**WORK TO COMPLETE:** Keep the wording of each record exactly the same when you repeat it, and leave out pictures.
___ EXERCISE MATERIALS
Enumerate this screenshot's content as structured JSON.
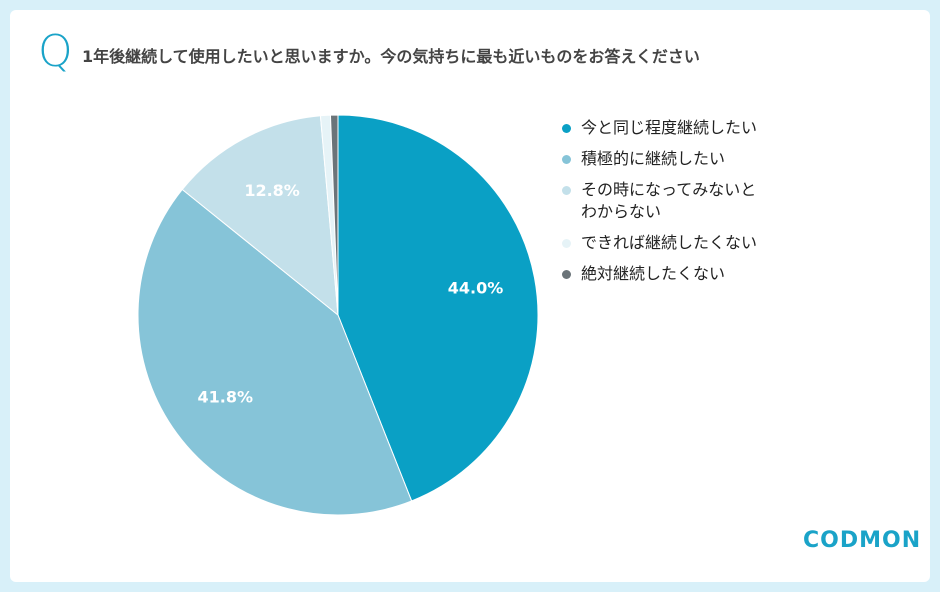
{
  "question_mark": "Q",
  "logo": "CODMON",
  "chart_data": {
    "type": "pie",
    "title": "1年後継続して使用したいと思いますか。今の気持ちに最も近いものをお答えください",
    "categories": [
      "今と同じ程度継続したい",
      "積極的に継続したい",
      "その時になってみないと\nわからない",
      "できれば継続したくない",
      "絶対継続したくない"
    ],
    "values": [
      44.0,
      41.8,
      12.8,
      0.8,
      0.6
    ],
    "value_labels": [
      "44.0%",
      "41.8%",
      "12.8%",
      null,
      null
    ],
    "colors": [
      "#0aa0c5",
      "#86c4d8",
      "#c3e0ea",
      "#e6f3f7",
      "#6b7479"
    ]
  }
}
______
**FULL ANSWER:**
Enumerate this screenshot's content as structured JSON.
{
  "question_mark": "Q",
  "logo": "CODMON",
  "chart_data": {
    "type": "pie",
    "title": "1年後継続して使用したいと思いますか。今の気持ちに最も近いものをお答えください",
    "categories": [
      "今と同じ程度継続したい",
      "積極的に継続したい",
      "その時になってみないと\nわからない",
      "できれば継続したくない",
      "絶対継続したくない"
    ],
    "values": [
      44.0,
      41.8,
      12.8,
      0.8,
      0.6
    ],
    "value_labels": [
      "44.0%",
      "41.8%",
      "12.8%",
      null,
      null
    ],
    "colors": [
      "#0aa0c5",
      "#86c4d8",
      "#c3e0ea",
      "#e6f3f7",
      "#6b7479"
    ]
  }
}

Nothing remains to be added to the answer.